## Provided data
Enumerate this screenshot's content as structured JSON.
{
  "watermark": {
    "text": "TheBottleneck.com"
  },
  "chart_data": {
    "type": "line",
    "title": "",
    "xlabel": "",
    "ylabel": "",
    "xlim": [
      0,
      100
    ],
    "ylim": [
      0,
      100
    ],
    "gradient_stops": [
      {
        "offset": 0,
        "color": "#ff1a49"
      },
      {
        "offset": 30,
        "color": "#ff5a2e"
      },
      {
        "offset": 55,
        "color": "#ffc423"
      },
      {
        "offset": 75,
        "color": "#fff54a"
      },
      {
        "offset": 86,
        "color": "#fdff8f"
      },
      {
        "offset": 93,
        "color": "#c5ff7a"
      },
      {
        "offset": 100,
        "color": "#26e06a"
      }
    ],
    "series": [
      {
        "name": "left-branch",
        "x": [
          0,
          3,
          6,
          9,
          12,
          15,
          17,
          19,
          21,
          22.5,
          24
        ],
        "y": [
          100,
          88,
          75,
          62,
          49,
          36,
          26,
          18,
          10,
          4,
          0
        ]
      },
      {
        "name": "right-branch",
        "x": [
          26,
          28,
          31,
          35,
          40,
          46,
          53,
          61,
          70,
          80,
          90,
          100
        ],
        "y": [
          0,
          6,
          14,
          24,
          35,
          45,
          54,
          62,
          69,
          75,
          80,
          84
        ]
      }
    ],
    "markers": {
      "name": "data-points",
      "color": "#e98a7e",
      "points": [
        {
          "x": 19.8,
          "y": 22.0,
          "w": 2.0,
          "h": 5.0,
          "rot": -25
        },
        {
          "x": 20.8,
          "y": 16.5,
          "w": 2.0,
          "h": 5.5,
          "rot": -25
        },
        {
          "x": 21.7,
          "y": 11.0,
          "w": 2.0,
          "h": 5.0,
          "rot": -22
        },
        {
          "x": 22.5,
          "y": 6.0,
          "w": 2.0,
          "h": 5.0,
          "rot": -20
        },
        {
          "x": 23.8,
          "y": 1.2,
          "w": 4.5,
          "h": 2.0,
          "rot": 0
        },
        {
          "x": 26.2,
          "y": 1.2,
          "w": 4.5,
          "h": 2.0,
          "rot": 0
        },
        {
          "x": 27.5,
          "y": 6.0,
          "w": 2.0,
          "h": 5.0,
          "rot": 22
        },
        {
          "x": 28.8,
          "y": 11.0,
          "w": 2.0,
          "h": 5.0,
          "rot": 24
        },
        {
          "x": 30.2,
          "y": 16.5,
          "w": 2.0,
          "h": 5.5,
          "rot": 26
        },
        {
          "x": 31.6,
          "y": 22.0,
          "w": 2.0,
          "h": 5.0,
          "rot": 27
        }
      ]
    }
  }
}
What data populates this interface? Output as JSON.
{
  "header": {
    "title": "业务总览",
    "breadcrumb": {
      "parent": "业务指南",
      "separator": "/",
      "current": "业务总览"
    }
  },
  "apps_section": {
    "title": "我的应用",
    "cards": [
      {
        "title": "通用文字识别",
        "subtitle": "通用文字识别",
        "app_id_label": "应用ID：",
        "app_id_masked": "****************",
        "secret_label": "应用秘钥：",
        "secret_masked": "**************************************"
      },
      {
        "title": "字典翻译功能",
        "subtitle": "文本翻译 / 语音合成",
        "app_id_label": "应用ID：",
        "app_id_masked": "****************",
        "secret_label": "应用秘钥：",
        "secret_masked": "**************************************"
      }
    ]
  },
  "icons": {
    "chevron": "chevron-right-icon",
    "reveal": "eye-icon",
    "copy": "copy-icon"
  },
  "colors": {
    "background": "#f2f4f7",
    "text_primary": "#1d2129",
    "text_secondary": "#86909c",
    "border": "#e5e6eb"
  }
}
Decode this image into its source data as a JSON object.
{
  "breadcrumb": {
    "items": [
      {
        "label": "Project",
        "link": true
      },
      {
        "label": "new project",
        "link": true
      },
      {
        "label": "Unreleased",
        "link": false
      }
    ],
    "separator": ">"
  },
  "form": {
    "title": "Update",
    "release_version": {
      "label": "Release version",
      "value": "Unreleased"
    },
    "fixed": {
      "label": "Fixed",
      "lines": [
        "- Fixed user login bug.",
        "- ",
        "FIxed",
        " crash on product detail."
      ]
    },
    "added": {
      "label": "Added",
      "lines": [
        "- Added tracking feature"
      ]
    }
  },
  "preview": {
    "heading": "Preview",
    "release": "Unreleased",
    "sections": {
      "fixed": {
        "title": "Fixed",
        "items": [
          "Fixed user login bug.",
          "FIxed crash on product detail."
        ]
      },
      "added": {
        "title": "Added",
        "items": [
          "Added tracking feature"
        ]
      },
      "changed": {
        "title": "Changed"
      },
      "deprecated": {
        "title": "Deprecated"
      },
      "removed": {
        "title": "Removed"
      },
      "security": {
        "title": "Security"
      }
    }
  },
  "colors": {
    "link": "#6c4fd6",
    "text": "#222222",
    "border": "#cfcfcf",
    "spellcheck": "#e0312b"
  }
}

## What is asked
Print out all the entries precisely as written.

## Output of the exercise
Enumerate this screenshot's content as structured JSON.
{
  "watermark": {
    "text": "TheBottleneck.com"
  },
  "chart_data": {
    "type": "line",
    "title": "",
    "xlabel": "",
    "ylabel": "",
    "xlim": [
      0,
      100
    ],
    "ylim": [
      0,
      100
    ],
    "gradient_stops": [
      {
        "offset": 0,
        "color": "#ff1a49"
      },
      {
        "offset": 30,
        "color": "#ff5a2e"
      },
      {
        "offset": 55,
        "color": "#ffc423"
      },
      {
        "offset": 75,
        "color": "#fff54a"
      },
      {
        "offset": 86,
        "color": "#fdff8f"
      },
      {
        "offset": 93,
        "color": "#c5ff7a"
      },
      {
        "offset": 100,
        "color": "#26e06a"
      }
    ],
    "series": [
      {
        "name": "left-branch",
        "x": [
          0,
          3,
          6,
          9,
          12,
          15,
          17,
          19,
          21,
          22.5,
          24
        ],
        "y": [
          100,
          88,
          75,
          62,
          49,
          36,
          26,
          18,
          10,
          4,
          0
        ]
      },
      {
        "name": "right-branch",
        "x": [
          26,
          28,
          31,
          35,
          40,
          46,
          53,
          61,
          70,
          80,
          90,
          100
        ],
        "y": [
          0,
          6,
          14,
          24,
          35,
          45,
          54,
          62,
          69,
          75,
          80,
          84
        ]
      }
    ],
    "markers": {
      "name": "data-points",
      "color": "#e98a7e",
      "points": [
        {
          "x": 19.8,
          "y": 22.0,
          "w": 2.0,
          "h": 5.0,
          "rot": -25
        },
        {
          "x": 20.8,
          "y": 16.5,
          "w": 2.0,
          "h": 5.5,
          "rot": -25
        },
        {
          "x": 21.7,
          "y": 11.0,
          "w": 2.0,
          "h": 5.0,
          "rot": -22
        },
        {
          "x": 22.5,
          "y": 6.0,
          "w": 2.0,
          "h": 5.0,
          "rot": -20
        },
        {
          "x": 23.8,
          "y": 1.2,
          "w": 4.5,
          "h": 2.0,
          "rot": 0
        },
        {
          "x": 26.2,
          "y": 1.2,
          "w": 4.5,
          "h": 2.0,
          "rot": 0
        },
        {
          "x": 27.5,
          "y": 6.0,
          "w": 2.0,
          "h": 5.0,
          "rot": 22
        },
        {
          "x": 28.8,
          "y": 11.0,
          "w": 2.0,
          "h": 5.0,
          "rot": 24
        },
        {
          "x": 30.2,
          "y": 16.5,
          "w": 2.0,
          "h": 5.5,
          "rot": 26
        },
        {
          "x": 31.6,
          "y": 22.0,
          "w": 2.0,
          "h": 5.0,
          "rot": 27
        }
      ]
    }
  }
}
What data populates this interface? Output as JSON.
{
  "header": {
    "title": "业务总览",
    "breadcrumb": {
      "parent": "业务指南",
      "separator": "/",
      "current": "业务总览"
    }
  },
  "apps_section": {
    "title": "我的应用",
    "cards": [
      {
        "title": "通用文字识别",
        "subtitle": "通用文字识别",
        "app_id_label": "应用ID：",
        "app_id_masked": "****************",
        "secret_label": "应用秘钥：",
        "secret_masked": "**************************************"
      },
      {
        "title": "字典翻译功能",
        "subtitle": "文本翻译 / 语音合成",
        "app_id_label": "应用ID：",
        "app_id_masked": "****************",
        "secret_label": "应用秘钥：",
        "secret_masked": "**************************************"
      }
    ]
  },
  "icons": {
    "chevron": "chevron-right-icon",
    "reveal": "eye-icon",
    "copy": "copy-icon"
  },
  "colors": {
    "background": "#f2f4f7",
    "text_primary": "#1d2129",
    "text_secondary": "#86909c",
    "border": "#e5e6eb"
  }
}
Decode this image into its source data as a JSON object.
{
  "breadcrumb": {
    "items": [
      {
        "label": "Project",
        "link": true
      },
      {
        "label": "new project",
        "link": true
      },
      {
        "label": "Unreleased",
        "link": false
      }
    ],
    "separator": ">"
  },
  "form": {
    "title": "Update",
    "release_version": {
      "label": "Release version",
      "value": "Unreleased"
    },
    "fixed": {
      "label": "Fixed",
      "lines": [
        "- Fixed user login bug.",
        "- ",
        "FIxed",
        " crash on product detail."
      ]
    },
    "added": {
      "label": "Added",
      "lines": [
        "- Added tracking feature"
      ]
    }
  },
  "preview": {
    "heading": "Preview",
    "release": "Unreleased",
    "sections": {
      "fixed": {
        "title": "Fixed",
        "items": [
          "Fixed user login bug.",
          "FIxed crash on product detail."
        ]
      },
      "added": {
        "title": "Added",
        "items": [
          "Added tracking feature"
        ]
      },
      "changed": {
        "title": "Changed"
      },
      "deprecated": {
        "title": "Deprecated"
      },
      "removed": {
        "title": "Removed"
      },
      "security": {
        "title": "Security"
      }
    }
  },
  "colors": {
    "link": "#6c4fd6",
    "text": "#222222",
    "border": "#cfcfcf",
    "spellcheck": "#e0312b"
  }
}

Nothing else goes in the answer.